• Document extract:
┄┄┄┄┄┄┄┄┄┄
Violation of above constraints may result in an Exception from one of the RasterDataFlow APIs, or CmdProgram::compileDataFlows().

All DataFlows should be created by invoking methods on cupva::CmdProgram. DataFlows are owned by CmdProgram objects. User should only operate on DataFlows via non-owning references returned by CmdProgram objects.

Public Functions

RasterDataFlow &link(RasterDataFlow &next)#

Link the next RasterDataFlow object.

Linking the next RasterDataFlow object means when the current RasterDataFlow object is consumed, logically moves to the next one. They can’t be triggered by the VPU in the same time period and the DMA compiler tries to reuse the hardware resource.

Usage considerations

  • Allowed context for the API call

    • Thread-safe: No

  • API group

    • Init: Yes

    • Runtime: No

    • De-Init: No

Parameters:

next – The next RasterDataFlow object’s reference

Returns:

RasterDataFlow& The reference of current object

RasterDataFlow &handler(const Parameter &handler)#

Set RasterDataFlow’s handler.

Usage considerations

  • Allowed context for the API call

    • Thread-safe: No

  • API group

    • Init: Yes

    • Runtime: No

    • De-Init: No

Parameters:

handler – The handler defined in vmem and represented by the host parameter

Throws:
  • cupva::Exception(InvalidArgument) – The handler is not from VMEM

  • cupva::Exception(InvalidState) – The object is not instantiated correctly

Returns:

RasterDataFlow& The reference of current object.

template<typename T>
inline RasterDataFlow &src(
T &&op,
int32_t const width,
int32_t const height,
int32_t const linePitch = 0,
)#

Set RasterDataFlow’s source surface.

This API is applicable to device pointers or OffsetPointers representing source memory in DRAM/SRAM.

If the pointer contains surface metadata, ie it was created by cupva::nvsci::mem::Import(), and the linePitch parameter is not provided (or set to 0), then the line pitch will be inferred from the surface metadata.

If OffsetPointer is used rather than raw device pointer, the linePitch provided or inferred at the time this API is called will persist even if the base pointer metadata is later changed.

Only one of src() or dst() can be set for a RasterDataFlow.

Usage considerations

  • Allowed context for the API call

    • Thread-safe: No

  • API group

    • Init: Yes

    • Runtime: No

    • De-Init: No

Template Parameters:

T – The source buffer type. Can be either U* (raw pointer), or OffsetPointer<U>.
┄┄┄┄┄┄┄┄┄┄
• Provided material:

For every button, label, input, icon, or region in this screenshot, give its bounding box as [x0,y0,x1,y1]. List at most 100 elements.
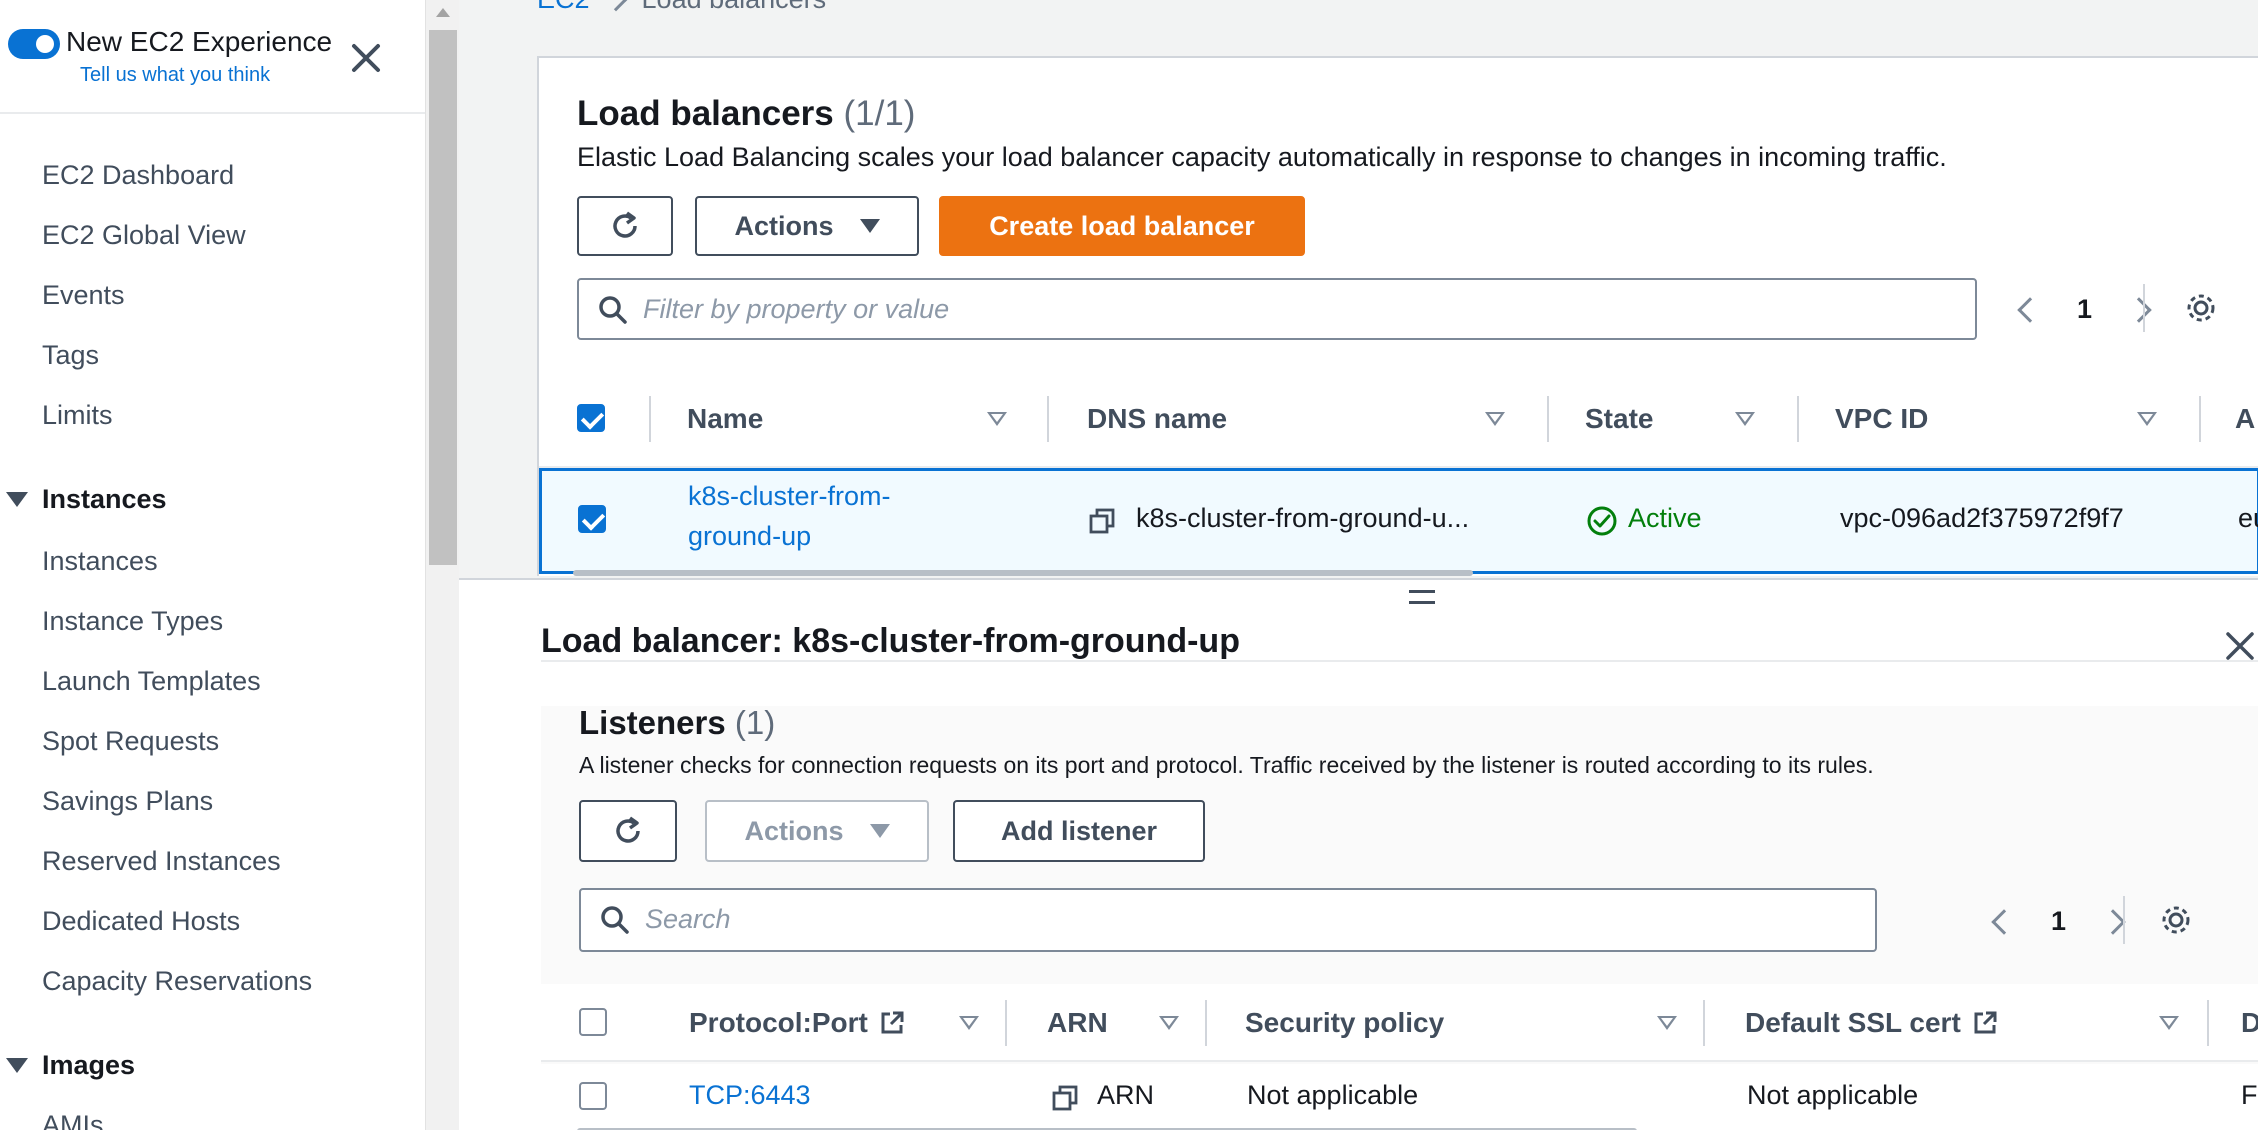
┄┄┄┄┄┄┄┄┄┄
• Aim: Copy the RasterDataFlow documentation between "This API is applicable" and "is later changed.", inclusive, and substitute "rowPitch" for each occurrence of "linePitch".

• Answer to the problem:
This API is applicable to device pointers or OffsetPointers representing source memory in DRAM/SRAM.

If the pointer contains surface metadata, ie it was created by cupva::nvsci::mem::Import(), and the rowPitch parameter is not provided (or set to 0), then the line pitch will be inferred from the surface metadata.

If OffsetPointer is used rather than raw device pointer, the rowPitch provided or inferred at the time this API is called will persist even if the base pointer metadata is later changed.